(Figure data in JSON)

+ + + + + + +

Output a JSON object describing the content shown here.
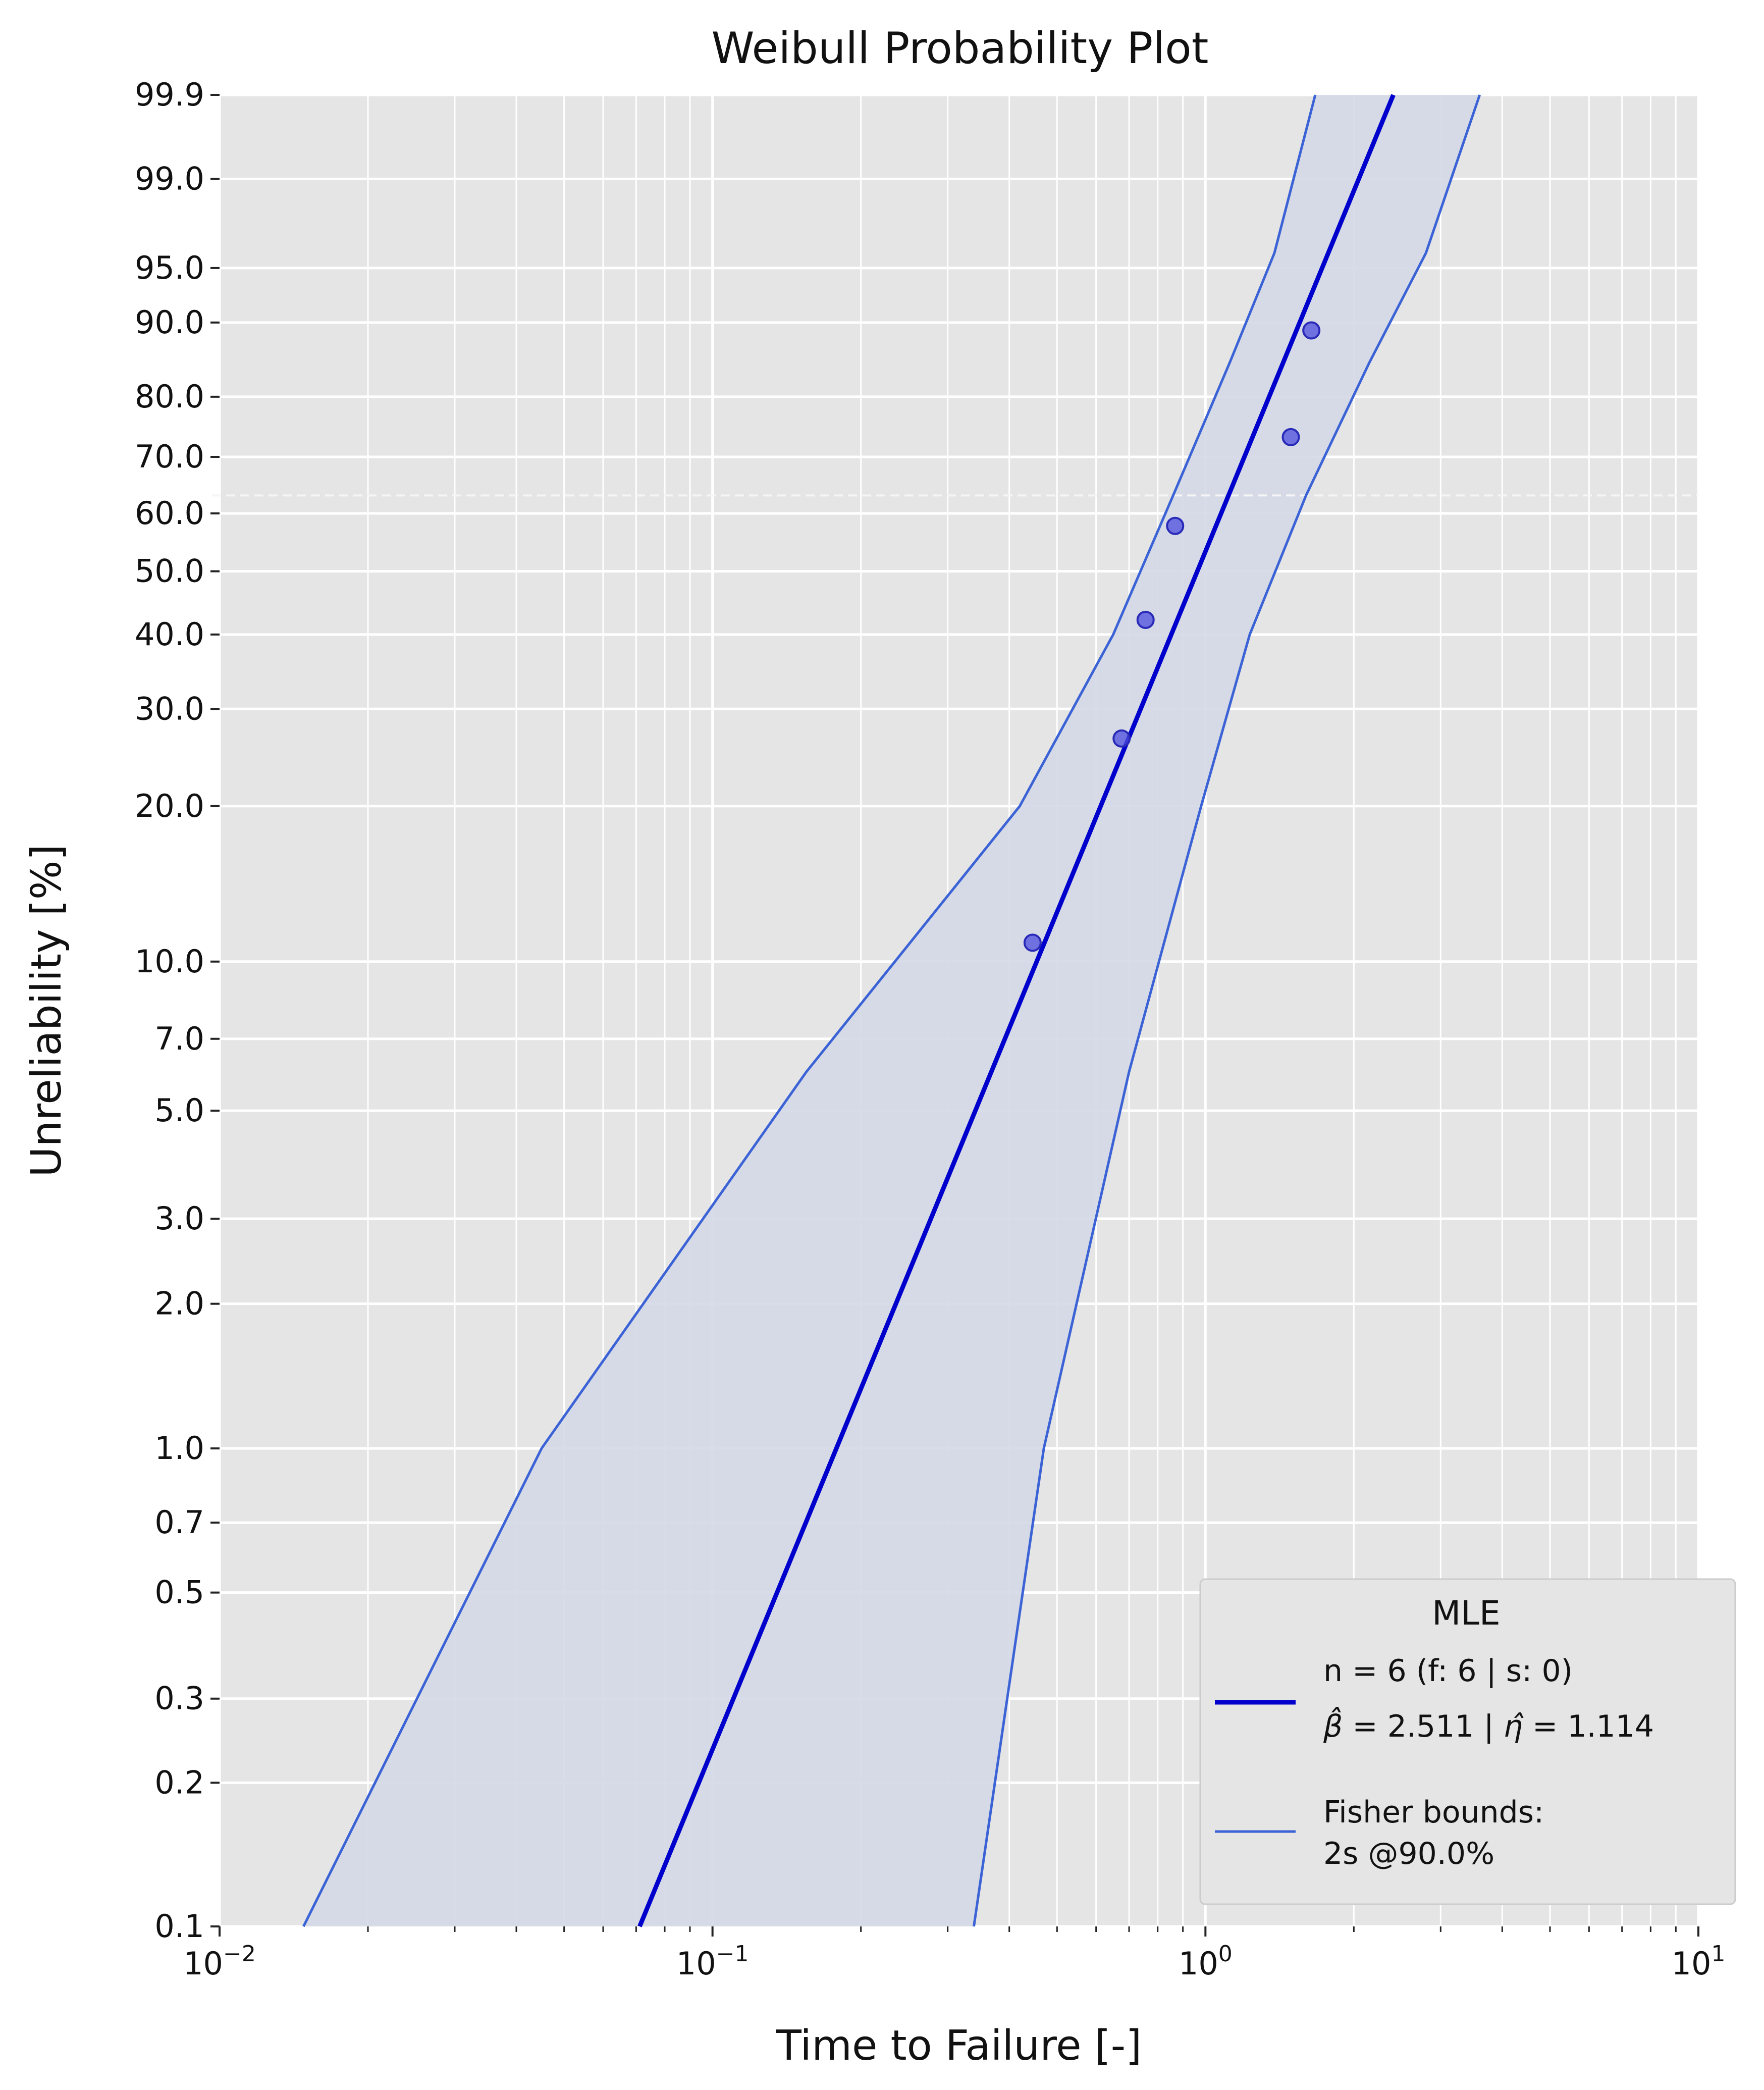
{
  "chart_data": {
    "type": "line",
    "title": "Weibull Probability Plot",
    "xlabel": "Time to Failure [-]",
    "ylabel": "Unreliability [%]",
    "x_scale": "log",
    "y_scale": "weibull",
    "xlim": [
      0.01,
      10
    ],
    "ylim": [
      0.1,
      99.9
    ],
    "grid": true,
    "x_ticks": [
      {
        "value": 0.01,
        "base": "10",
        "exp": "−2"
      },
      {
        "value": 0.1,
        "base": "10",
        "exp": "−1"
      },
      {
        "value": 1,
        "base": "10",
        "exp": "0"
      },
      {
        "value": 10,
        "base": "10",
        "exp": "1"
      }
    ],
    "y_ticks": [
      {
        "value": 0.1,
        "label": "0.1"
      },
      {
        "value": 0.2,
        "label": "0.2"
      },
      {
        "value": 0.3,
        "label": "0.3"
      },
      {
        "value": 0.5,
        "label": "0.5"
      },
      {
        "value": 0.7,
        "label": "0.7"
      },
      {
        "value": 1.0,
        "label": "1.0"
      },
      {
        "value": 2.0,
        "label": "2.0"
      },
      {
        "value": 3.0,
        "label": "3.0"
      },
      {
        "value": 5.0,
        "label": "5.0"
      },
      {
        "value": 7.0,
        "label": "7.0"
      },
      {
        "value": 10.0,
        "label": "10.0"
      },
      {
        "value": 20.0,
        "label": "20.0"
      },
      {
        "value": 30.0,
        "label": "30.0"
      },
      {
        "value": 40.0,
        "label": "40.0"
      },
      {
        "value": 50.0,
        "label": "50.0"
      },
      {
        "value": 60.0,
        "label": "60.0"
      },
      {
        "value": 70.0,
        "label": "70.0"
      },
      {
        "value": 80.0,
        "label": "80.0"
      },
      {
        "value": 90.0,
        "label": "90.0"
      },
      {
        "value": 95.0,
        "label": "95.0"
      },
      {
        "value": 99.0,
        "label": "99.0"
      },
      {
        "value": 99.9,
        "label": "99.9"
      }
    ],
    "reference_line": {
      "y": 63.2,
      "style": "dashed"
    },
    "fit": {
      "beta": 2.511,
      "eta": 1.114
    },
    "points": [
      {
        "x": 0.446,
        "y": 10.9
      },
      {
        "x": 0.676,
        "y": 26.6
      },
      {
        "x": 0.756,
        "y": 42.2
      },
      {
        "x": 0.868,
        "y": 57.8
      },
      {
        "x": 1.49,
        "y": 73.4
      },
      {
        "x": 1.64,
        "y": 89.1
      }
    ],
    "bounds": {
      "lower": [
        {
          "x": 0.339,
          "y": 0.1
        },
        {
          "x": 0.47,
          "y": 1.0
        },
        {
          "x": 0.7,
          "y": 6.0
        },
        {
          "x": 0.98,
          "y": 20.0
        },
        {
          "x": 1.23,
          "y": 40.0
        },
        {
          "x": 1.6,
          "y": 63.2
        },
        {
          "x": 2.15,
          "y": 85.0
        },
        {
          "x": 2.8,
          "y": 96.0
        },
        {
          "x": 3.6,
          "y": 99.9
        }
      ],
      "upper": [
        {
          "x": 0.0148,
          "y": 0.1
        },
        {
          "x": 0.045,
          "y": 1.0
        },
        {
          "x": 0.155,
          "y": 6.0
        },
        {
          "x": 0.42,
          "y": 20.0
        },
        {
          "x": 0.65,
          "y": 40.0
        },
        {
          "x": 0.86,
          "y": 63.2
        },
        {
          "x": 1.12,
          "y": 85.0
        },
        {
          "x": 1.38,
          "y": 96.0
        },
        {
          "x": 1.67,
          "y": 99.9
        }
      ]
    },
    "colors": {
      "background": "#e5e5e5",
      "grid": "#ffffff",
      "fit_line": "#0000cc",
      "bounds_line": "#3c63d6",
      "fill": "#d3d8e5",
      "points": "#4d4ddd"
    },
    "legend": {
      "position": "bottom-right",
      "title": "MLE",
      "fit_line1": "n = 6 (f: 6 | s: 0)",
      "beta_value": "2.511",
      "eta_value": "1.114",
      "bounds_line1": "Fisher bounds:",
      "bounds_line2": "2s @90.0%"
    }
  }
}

+ + + + + + +

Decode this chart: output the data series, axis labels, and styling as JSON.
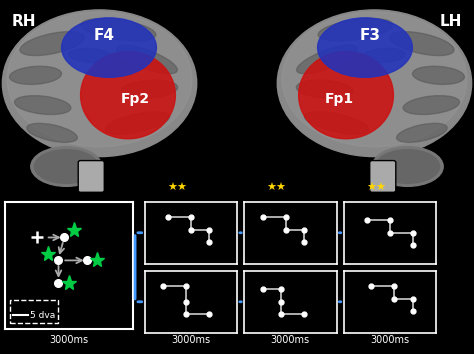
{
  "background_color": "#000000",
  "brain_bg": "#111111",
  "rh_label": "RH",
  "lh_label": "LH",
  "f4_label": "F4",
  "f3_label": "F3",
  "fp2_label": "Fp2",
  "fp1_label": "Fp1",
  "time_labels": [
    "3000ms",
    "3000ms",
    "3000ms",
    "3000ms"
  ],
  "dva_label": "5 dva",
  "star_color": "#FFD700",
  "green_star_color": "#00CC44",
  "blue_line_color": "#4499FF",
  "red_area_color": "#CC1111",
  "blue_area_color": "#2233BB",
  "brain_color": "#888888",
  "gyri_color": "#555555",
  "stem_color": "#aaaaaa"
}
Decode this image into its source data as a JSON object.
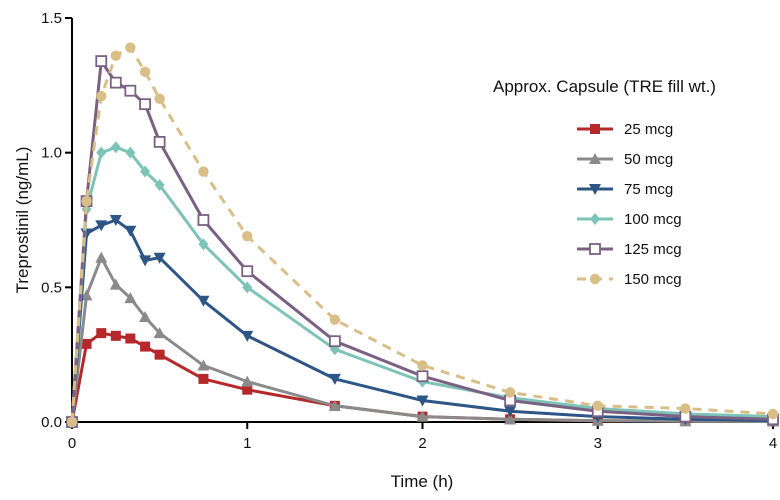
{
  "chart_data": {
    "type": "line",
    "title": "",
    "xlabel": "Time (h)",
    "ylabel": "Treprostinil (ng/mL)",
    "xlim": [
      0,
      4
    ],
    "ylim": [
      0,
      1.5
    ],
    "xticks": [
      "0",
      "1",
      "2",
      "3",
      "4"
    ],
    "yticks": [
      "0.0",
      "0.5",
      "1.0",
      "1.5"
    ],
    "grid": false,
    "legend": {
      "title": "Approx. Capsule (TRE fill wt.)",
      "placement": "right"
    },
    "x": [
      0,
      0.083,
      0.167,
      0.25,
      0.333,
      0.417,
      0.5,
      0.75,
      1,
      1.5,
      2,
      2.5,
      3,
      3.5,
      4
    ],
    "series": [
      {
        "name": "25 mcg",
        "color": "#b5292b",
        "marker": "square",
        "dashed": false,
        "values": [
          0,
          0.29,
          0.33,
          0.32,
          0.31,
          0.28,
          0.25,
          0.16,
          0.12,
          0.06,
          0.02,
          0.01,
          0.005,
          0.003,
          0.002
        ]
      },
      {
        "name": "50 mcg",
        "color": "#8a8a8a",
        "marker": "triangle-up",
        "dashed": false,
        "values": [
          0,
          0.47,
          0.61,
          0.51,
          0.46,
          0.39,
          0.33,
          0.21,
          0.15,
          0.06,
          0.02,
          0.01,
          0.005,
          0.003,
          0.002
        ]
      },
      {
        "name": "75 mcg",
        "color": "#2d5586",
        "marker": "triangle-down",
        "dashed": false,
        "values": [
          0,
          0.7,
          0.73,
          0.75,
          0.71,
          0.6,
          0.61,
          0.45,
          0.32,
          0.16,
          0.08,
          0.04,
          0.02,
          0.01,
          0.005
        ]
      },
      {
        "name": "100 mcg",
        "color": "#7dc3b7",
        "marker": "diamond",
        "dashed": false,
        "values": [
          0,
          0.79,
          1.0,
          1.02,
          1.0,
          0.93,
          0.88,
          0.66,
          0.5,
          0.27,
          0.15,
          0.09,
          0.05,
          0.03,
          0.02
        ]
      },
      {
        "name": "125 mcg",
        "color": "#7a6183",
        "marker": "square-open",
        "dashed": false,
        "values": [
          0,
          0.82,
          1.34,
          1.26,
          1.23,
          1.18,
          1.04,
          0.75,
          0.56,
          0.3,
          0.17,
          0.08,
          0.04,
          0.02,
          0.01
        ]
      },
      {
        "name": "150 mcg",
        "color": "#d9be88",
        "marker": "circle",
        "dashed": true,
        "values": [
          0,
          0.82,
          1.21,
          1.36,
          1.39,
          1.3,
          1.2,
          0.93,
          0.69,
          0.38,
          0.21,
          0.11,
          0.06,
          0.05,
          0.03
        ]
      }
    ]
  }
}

+ + + + + + +

* [Short exercise]: Check each line of the records for "series" and copy the ones that contain it.

* [Task result]:
Decode this chart: output the data series, axis labels, and styling as JSON.
    "series": [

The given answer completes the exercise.